Scan the data below for the string "Hitachi". Show every line where it turns up.

================================

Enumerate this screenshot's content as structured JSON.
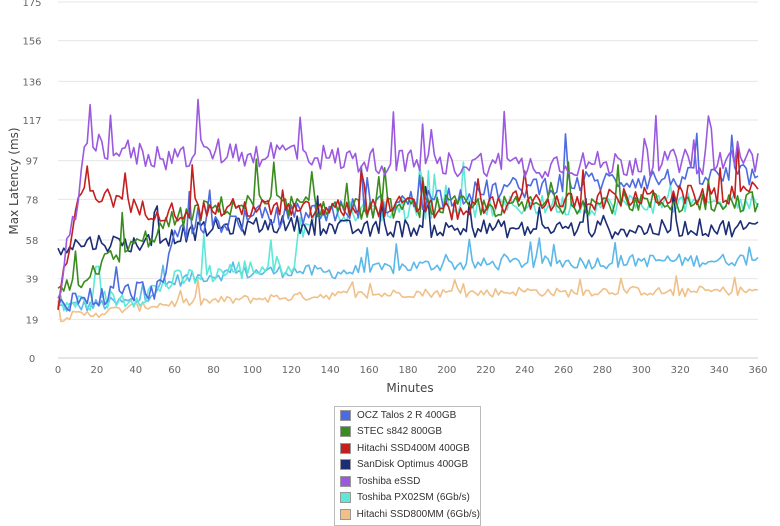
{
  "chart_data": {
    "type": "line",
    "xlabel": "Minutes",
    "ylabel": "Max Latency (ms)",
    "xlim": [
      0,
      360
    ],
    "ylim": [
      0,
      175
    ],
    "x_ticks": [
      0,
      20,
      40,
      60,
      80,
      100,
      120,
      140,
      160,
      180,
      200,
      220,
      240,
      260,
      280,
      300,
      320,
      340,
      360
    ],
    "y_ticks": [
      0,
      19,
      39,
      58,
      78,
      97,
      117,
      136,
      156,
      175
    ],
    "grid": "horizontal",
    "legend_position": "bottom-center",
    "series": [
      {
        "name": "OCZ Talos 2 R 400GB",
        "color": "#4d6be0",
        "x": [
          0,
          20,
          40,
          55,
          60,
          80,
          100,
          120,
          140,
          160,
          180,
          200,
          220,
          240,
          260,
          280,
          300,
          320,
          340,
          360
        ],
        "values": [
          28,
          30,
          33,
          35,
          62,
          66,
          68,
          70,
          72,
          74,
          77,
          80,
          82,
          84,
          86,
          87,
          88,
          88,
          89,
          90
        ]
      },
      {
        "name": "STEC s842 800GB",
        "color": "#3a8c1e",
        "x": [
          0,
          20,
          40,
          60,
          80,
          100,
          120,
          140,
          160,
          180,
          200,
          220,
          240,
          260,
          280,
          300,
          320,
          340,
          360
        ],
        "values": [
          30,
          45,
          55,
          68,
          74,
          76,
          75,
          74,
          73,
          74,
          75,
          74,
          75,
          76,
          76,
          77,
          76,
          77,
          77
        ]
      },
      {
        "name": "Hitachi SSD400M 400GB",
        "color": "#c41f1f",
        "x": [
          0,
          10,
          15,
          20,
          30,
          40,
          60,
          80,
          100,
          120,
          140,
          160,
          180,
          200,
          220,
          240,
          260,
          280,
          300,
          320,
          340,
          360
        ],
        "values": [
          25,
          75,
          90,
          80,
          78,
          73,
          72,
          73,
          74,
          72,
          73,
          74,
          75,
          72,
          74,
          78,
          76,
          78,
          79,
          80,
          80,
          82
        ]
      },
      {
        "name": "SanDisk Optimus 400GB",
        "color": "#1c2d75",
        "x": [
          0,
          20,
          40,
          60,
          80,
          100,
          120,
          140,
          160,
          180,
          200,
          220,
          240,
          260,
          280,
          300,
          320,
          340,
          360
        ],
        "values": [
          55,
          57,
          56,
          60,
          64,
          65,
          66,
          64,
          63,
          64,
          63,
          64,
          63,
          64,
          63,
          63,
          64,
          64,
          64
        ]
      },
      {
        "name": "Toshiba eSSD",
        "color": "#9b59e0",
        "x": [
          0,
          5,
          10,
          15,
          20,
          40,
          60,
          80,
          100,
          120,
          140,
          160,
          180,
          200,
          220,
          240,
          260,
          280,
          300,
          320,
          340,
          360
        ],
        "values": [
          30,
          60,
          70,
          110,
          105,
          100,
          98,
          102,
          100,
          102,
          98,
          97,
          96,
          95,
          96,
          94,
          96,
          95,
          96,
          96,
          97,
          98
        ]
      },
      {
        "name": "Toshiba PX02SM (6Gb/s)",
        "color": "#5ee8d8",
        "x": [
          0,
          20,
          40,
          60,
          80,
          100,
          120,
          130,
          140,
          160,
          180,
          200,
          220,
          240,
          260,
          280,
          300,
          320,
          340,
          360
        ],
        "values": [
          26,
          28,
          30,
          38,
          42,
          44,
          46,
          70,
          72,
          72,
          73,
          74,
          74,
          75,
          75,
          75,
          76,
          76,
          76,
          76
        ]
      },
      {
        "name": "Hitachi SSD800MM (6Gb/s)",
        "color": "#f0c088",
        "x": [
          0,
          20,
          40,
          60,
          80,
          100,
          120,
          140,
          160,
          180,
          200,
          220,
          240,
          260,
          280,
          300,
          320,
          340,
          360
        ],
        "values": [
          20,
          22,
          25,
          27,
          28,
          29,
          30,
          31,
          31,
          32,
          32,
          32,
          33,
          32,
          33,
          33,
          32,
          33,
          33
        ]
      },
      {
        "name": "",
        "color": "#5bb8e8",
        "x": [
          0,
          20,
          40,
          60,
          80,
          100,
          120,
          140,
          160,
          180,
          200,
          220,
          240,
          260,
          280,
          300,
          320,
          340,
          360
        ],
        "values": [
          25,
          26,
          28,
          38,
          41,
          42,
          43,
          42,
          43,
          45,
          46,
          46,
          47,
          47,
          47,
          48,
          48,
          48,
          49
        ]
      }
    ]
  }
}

================================

# Reply to the task
        "name": "Hitachi SSD400M 400GB",
        "name": "Hitachi SSD800MM (6Gb/s)",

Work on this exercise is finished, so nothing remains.